→ **EXERCISE INSTRUCTIONS**: Would you set down every entry shown below, precisely as written?

******************************

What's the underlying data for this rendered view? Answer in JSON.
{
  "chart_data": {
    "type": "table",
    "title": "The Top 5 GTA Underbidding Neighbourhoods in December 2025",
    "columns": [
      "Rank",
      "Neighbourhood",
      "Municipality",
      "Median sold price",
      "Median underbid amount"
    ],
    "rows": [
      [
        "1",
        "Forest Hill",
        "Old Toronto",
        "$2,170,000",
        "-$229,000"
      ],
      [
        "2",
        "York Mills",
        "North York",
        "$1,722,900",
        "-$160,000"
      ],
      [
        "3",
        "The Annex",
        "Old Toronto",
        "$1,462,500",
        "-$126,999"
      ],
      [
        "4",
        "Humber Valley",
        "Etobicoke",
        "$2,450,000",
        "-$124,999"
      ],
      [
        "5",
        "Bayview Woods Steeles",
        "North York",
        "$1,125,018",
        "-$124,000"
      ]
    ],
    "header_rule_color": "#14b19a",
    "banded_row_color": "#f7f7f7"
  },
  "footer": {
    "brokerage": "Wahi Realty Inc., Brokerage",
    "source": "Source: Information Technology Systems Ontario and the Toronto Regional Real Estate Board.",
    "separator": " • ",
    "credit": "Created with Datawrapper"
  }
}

******************************

→ **EXERCISE SOLUTION**:
What's the underlying data for this rendered view? Answer in JSON.
{
  "chart_data": {
    "type": "table",
    "title": "The Top 5 GTA Underbidding Neighbourhoods in December 2025",
    "columns": [
      "Rank",
      "Neighbourhood",
      "Municipality",
      "Median sold price",
      "Median underbid amount"
    ],
    "rows": [
      [
        "1",
        "Forest Hill",
        "Old Toronto",
        "$2,170,000",
        "-$229,000"
      ],
      [
        "2",
        "York Mills",
        "North York",
        "$1,722,900",
        "-$160,000"
      ],
      [
        "3",
        "The Annex",
        "Old Toronto",
        "$1,462,500",
        "-$126,999"
      ],
      [
        "4",
        "Humber Valley",
        "Etobicoke",
        "$2,450,000",
        "-$124,999"
      ],
      [
        "5",
        "Bayview Woods Steeles",
        "North York",
        "$1,125,018",
        "-$124,000"
      ]
    ],
    "header_rule_color": "#14b19a",
    "banded_row_color": "#f7f7f7"
  },
  "footer": {
    "brokerage": "Wahi Realty Inc., Brokerage",
    "source": "Source: Information Technology Systems Ontario and the Toronto Regional Real Estate Board.",
    "separator": " • ",
    "credit": "Created with Datawrapper"
  }
}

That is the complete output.